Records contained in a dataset

= = = = = = =

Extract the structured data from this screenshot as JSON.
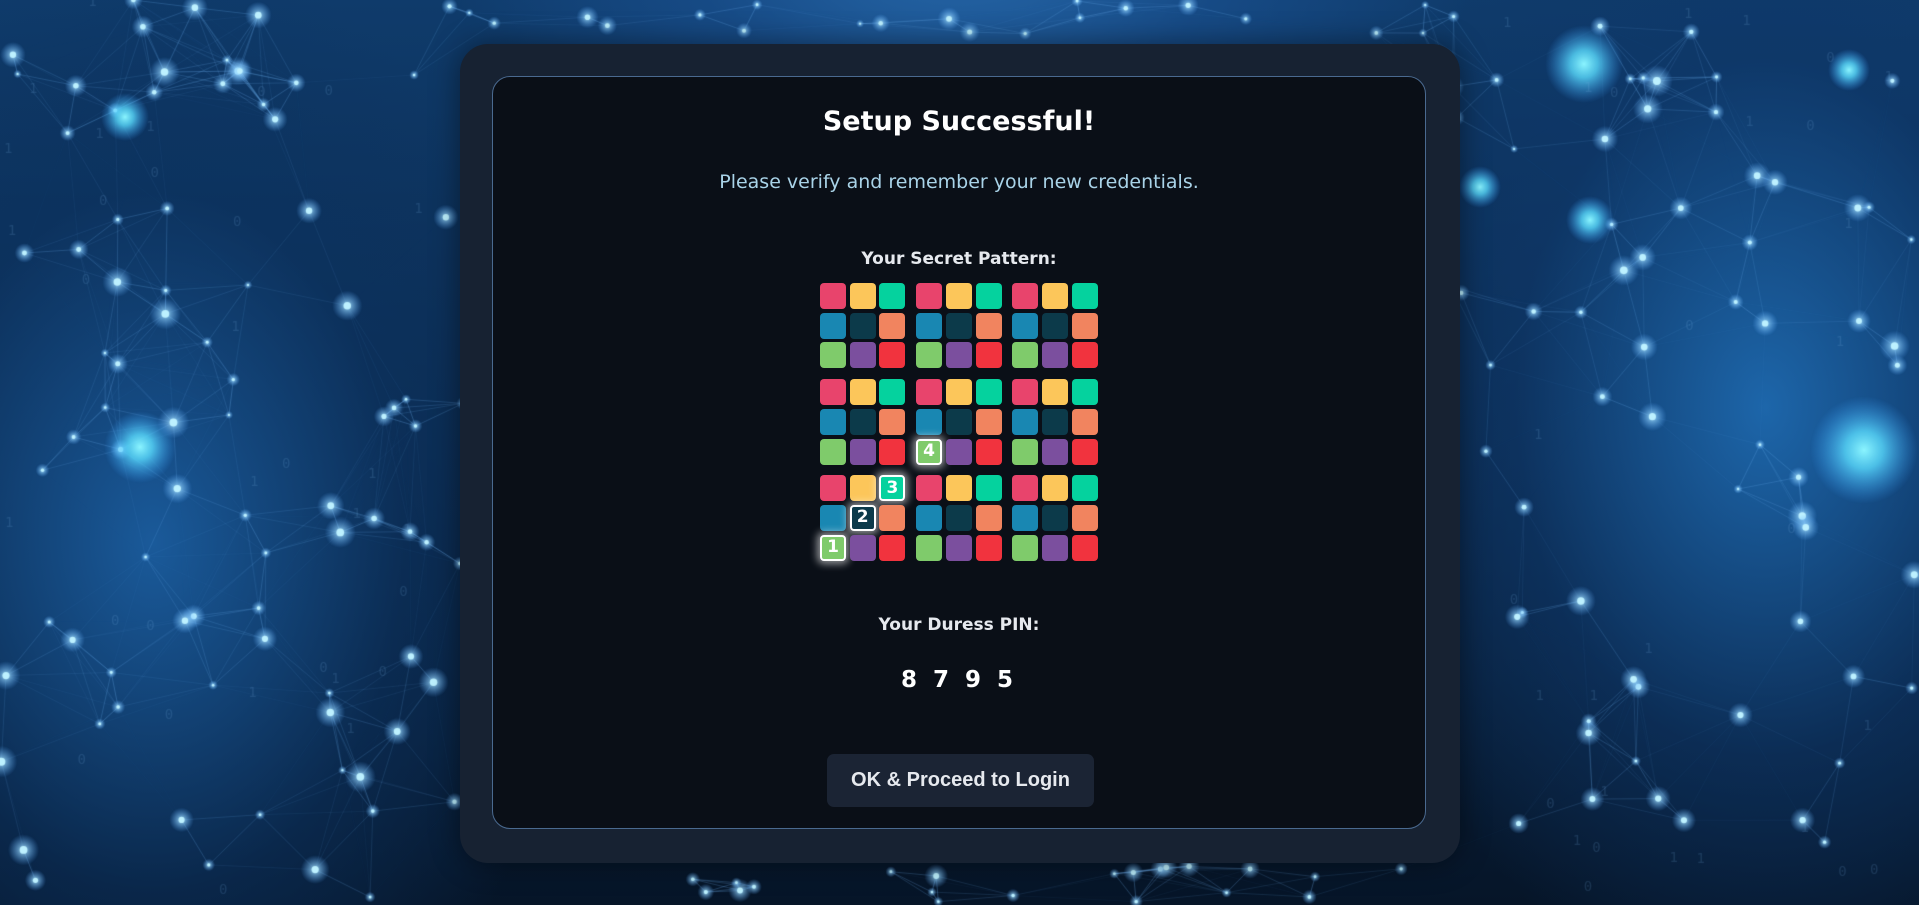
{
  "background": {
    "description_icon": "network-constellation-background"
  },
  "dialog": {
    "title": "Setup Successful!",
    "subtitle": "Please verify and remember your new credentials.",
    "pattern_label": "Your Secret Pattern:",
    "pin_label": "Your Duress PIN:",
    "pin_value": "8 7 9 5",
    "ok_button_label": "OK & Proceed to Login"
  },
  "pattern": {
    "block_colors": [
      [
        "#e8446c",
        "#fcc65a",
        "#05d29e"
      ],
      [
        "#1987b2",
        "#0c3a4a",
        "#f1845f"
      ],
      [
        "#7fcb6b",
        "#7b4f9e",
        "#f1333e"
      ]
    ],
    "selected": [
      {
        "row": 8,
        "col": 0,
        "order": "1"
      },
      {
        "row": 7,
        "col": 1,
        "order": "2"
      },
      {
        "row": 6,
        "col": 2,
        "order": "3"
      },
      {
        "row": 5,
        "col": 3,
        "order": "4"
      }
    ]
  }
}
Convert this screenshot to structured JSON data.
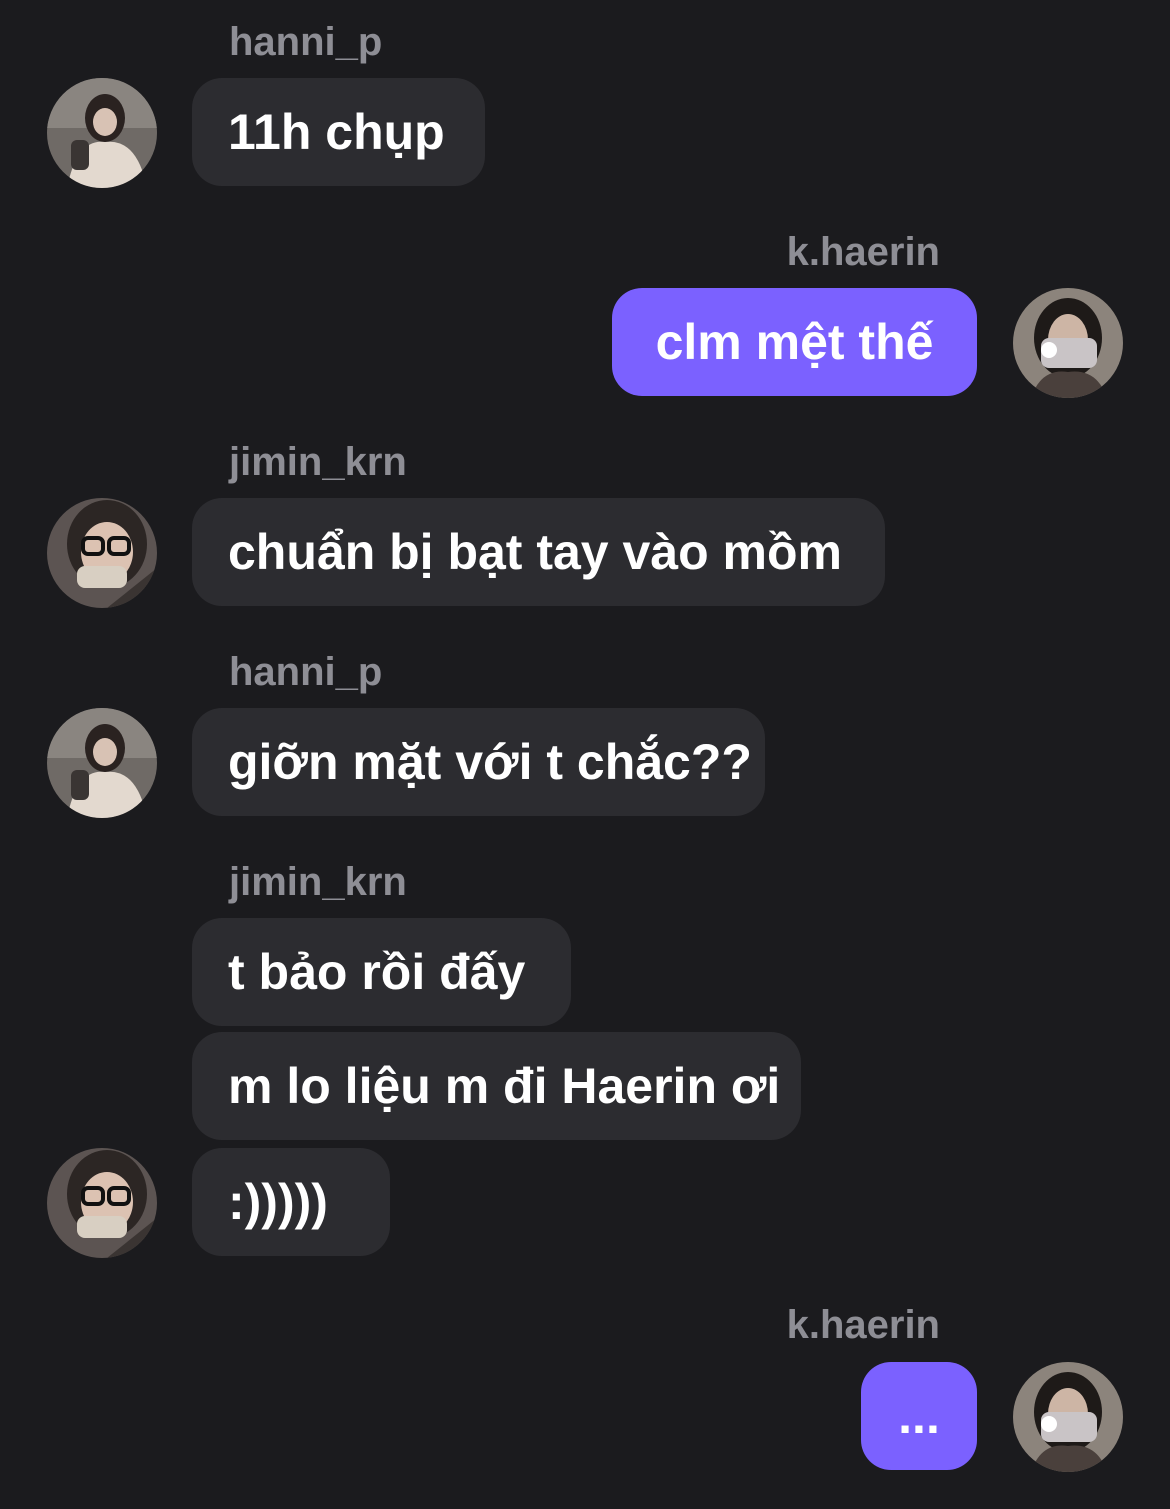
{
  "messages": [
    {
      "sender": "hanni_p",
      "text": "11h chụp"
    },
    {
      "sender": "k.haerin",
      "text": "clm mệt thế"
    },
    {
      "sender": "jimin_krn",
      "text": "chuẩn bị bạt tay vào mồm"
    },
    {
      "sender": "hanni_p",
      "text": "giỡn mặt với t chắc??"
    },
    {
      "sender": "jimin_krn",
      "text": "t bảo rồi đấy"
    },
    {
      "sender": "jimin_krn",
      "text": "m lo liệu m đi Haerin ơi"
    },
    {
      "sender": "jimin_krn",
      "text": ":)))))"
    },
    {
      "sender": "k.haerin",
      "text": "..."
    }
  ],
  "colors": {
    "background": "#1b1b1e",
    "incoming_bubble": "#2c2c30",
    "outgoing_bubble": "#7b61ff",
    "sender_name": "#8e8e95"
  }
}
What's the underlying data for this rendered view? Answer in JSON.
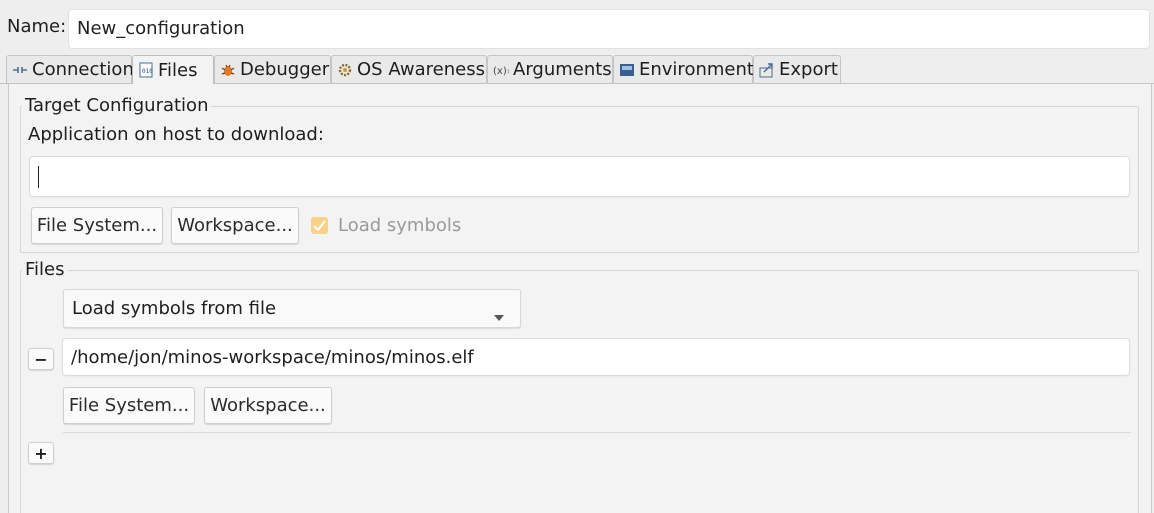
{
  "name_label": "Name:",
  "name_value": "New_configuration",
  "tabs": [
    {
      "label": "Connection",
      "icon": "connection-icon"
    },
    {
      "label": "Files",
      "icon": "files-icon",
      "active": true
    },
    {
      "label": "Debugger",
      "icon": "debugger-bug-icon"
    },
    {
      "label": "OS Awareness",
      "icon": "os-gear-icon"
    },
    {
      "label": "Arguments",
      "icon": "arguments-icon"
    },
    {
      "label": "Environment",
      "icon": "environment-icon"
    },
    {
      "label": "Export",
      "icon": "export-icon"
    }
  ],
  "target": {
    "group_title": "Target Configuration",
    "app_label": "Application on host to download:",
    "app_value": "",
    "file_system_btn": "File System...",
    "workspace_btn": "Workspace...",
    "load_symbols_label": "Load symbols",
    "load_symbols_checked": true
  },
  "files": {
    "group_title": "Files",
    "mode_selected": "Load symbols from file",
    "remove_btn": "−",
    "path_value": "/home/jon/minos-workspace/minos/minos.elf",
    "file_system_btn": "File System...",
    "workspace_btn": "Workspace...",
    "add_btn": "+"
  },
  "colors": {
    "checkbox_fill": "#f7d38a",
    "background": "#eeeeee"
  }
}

= = = = = = =

Identify each line containing the string "JSON" and copy it out.

Extract the structured data from this screenshot as JSON.
Convert this screenshot to structured JSON data.
What's the underlying data for this rendered view? Answer in JSON.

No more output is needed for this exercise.